## Extracted data
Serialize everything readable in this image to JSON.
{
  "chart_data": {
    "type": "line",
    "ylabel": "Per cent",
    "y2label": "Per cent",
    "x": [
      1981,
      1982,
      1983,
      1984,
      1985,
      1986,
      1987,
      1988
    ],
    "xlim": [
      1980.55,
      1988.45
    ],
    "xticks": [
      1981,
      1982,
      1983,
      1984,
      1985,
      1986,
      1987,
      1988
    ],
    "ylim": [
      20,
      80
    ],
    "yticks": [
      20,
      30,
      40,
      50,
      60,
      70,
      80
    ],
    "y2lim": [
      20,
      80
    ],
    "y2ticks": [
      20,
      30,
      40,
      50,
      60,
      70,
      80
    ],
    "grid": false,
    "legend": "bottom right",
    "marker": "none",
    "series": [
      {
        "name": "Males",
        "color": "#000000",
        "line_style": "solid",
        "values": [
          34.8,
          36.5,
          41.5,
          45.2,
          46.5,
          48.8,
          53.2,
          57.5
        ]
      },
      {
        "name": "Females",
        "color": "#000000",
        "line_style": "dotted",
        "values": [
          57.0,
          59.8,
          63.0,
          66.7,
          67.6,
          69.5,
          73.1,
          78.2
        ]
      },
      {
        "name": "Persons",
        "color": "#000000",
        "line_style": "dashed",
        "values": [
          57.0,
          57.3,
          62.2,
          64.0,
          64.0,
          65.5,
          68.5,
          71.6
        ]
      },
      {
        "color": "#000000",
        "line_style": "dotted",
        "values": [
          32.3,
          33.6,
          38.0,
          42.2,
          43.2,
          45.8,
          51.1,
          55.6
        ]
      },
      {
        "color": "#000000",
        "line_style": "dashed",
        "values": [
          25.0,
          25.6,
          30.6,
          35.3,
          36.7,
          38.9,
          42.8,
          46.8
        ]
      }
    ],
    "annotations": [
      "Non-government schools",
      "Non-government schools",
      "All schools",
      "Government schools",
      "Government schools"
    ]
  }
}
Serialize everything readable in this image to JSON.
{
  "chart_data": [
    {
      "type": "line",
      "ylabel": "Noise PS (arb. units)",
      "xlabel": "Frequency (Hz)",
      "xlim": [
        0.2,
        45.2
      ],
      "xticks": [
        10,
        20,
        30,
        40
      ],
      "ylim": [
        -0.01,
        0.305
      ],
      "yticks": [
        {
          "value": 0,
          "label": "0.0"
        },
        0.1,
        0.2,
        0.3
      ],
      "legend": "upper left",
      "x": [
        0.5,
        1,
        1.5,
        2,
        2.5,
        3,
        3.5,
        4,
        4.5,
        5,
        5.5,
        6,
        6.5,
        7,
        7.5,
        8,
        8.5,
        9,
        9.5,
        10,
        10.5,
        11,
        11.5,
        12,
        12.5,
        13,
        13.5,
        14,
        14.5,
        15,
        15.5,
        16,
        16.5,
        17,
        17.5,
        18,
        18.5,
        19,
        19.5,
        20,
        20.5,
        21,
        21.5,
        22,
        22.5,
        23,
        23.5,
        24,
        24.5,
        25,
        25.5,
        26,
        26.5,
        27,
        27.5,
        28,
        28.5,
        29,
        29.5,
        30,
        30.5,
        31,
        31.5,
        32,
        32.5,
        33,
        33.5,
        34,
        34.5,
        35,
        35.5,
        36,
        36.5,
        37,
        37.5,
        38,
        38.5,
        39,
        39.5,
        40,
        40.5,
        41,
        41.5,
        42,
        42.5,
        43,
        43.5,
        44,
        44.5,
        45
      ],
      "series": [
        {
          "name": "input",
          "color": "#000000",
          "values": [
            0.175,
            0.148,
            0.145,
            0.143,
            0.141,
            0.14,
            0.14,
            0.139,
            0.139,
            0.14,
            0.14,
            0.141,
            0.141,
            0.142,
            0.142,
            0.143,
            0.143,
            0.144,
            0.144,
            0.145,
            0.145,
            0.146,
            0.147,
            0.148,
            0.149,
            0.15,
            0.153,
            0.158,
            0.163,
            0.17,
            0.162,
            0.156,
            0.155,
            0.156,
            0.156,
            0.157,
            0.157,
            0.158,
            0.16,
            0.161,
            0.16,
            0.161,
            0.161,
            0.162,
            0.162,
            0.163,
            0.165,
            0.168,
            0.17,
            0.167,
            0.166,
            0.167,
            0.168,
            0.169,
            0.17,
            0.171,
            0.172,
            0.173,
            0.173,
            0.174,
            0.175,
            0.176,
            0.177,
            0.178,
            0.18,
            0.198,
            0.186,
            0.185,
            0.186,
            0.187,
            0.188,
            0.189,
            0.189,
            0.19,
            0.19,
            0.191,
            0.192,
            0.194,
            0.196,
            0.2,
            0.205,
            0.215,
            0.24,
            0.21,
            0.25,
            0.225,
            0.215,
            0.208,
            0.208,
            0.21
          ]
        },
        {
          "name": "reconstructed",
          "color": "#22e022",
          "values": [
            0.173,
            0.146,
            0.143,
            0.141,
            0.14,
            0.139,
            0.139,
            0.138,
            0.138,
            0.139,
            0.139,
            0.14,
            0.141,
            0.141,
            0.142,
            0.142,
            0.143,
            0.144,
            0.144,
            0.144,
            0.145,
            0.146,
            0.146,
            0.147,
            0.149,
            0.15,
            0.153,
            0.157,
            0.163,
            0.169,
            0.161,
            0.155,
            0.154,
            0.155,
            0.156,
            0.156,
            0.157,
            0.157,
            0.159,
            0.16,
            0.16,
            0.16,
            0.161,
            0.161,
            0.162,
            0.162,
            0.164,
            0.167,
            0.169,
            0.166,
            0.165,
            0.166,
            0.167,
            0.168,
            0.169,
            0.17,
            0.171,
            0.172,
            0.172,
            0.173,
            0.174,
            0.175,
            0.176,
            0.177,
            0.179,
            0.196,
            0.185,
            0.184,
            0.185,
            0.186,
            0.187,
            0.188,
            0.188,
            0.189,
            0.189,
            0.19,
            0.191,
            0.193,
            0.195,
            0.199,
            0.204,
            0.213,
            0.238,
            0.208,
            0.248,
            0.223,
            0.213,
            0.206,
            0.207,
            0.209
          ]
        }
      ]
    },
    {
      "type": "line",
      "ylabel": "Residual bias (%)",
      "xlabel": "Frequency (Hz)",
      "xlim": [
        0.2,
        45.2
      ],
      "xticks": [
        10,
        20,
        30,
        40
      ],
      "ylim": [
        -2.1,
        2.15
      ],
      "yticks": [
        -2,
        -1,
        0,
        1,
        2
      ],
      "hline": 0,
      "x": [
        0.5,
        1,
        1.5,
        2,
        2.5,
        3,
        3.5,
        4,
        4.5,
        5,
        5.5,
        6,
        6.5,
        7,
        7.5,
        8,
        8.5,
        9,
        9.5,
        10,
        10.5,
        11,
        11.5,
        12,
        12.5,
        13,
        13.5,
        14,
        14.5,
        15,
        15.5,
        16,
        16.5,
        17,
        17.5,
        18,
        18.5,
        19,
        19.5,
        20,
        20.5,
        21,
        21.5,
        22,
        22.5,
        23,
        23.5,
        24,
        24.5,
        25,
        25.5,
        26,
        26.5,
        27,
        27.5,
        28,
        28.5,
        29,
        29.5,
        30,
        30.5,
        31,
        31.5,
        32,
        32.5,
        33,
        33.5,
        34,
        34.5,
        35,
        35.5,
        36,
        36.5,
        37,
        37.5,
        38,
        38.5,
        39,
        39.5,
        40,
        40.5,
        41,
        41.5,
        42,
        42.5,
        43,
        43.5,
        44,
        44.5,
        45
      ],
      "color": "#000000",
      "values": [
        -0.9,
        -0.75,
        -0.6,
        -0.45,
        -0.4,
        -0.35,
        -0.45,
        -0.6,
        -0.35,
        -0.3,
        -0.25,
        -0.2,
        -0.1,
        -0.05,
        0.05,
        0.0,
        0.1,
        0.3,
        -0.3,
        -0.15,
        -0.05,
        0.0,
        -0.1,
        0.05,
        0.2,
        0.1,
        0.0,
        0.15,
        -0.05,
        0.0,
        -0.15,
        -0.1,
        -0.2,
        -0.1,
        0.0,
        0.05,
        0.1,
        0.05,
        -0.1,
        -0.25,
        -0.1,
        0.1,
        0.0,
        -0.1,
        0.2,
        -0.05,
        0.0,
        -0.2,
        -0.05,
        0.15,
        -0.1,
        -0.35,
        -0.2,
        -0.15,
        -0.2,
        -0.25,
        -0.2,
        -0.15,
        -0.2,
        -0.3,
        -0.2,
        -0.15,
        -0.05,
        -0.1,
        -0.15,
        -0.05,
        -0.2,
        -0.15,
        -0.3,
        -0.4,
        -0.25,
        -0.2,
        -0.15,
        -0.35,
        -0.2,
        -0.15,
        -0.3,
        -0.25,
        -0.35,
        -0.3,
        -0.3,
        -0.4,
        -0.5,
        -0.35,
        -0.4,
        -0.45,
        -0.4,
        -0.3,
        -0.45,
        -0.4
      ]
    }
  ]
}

## Task prompt
Scan the entries above for the word "schools" and collect each line holding it.

## The response
      "Non-government schools",
      "Non-government schools",
      "All schools",
      "Government schools",
      "Government schools"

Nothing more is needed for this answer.